• [TASK REQUIREMENTS]
How many lines of these records hold the string "organele"? Reply with the number alone.

• [ITEMS]

◇ ◇ ◇ ◇

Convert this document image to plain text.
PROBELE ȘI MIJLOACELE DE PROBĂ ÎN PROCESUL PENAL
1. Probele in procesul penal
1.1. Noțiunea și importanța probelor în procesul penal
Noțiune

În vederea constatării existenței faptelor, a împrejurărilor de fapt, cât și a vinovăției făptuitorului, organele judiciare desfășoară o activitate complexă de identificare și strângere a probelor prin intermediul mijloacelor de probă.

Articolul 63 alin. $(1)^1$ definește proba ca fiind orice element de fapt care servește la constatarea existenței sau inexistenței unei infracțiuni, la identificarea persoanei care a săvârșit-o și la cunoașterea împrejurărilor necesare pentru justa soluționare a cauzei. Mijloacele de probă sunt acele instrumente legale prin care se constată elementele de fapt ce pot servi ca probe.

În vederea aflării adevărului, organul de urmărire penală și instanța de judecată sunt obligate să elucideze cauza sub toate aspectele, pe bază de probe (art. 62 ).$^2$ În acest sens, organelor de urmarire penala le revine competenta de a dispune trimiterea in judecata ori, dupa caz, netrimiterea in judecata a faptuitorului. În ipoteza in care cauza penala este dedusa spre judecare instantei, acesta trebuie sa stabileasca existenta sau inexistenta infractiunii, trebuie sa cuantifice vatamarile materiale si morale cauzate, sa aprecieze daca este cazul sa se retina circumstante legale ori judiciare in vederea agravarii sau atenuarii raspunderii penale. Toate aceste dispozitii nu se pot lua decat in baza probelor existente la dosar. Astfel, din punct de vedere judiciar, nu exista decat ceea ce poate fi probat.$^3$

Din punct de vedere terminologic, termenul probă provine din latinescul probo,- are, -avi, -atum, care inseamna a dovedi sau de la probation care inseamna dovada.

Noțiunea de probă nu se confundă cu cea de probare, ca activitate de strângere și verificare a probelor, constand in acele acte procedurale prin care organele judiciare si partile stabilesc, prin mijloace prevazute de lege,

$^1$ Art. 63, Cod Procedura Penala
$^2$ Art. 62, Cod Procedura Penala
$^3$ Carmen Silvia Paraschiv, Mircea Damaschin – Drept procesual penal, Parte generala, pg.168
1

◇ ◇ ◇ ◇

• [REPLY TO THE EXERCISE]
2